CHALLENGE — Please quote every line word for word.

═════ SOURCE RECORDS ═════

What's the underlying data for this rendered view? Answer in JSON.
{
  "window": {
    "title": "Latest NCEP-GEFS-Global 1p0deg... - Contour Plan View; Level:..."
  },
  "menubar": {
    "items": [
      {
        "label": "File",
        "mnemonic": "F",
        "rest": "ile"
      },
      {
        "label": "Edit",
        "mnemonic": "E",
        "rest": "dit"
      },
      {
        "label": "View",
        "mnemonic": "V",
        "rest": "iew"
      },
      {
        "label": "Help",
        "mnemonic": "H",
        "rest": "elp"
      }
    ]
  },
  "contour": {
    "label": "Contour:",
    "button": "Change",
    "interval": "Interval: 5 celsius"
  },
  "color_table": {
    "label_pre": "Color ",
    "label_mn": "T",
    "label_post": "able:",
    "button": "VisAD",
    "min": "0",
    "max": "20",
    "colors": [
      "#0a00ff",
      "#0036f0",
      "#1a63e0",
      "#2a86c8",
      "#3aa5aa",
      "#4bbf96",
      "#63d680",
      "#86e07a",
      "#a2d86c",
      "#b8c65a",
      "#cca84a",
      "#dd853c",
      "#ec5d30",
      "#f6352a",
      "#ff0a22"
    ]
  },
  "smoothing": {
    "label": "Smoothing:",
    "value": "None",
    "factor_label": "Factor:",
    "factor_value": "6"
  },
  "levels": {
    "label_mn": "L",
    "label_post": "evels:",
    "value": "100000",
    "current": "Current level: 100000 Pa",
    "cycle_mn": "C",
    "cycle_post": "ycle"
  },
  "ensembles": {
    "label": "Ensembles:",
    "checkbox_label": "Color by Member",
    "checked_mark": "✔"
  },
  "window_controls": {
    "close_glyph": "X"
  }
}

═════

FINAL RESULT —
What's the underlying data for this rendered view? Answer in JSON.
{
  "window": {
    "title": "Latest NCEP-GEFS-Global 1p0deg... - Contour Plan View; Level:..."
  },
  "menubar": {
    "items": [
      {
        "label": "File",
        "mnemonic": "F",
        "rest": "ile"
      },
      {
        "label": "Edit",
        "mnemonic": "E",
        "rest": "dit"
      },
      {
        "label": "View",
        "mnemonic": "V",
        "rest": "iew"
      },
      {
        "label": "Help",
        "mnemonic": "H",
        "rest": "elp"
      }
    ]
  },
  "contour": {
    "label": "Contour:",
    "button": "Change",
    "interval": "Interval: 5 celsius"
  },
  "color_table": {
    "label_pre": "Color ",
    "label_mn": "T",
    "label_post": "able:",
    "button": "VisAD",
    "min": "0",
    "max": "20",
    "colors": [
      "#0a00ff",
      "#0036f0",
      "#1a63e0",
      "#2a86c8",
      "#3aa5aa",
      "#4bbf96",
      "#63d680",
      "#86e07a",
      "#a2d86c",
      "#b8c65a",
      "#cca84a",
      "#dd853c",
      "#ec5d30",
      "#f6352a",
      "#ff0a22"
    ]
  },
  "smoothing": {
    "label": "Smoothing:",
    "value": "None",
    "factor_label": "Factor:",
    "factor_value": "6"
  },
  "levels": {
    "label_mn": "L",
    "label_post": "evels:",
    "value": "100000",
    "current": "Current level: 100000 Pa",
    "cycle_mn": "C",
    "cycle_post": "ycle"
  },
  "ensembles": {
    "label": "Ensembles:",
    "checkbox_label": "Color by Member",
    "checked_mark": "✔"
  },
  "window_controls": {
    "close_glyph": "X"
  }
}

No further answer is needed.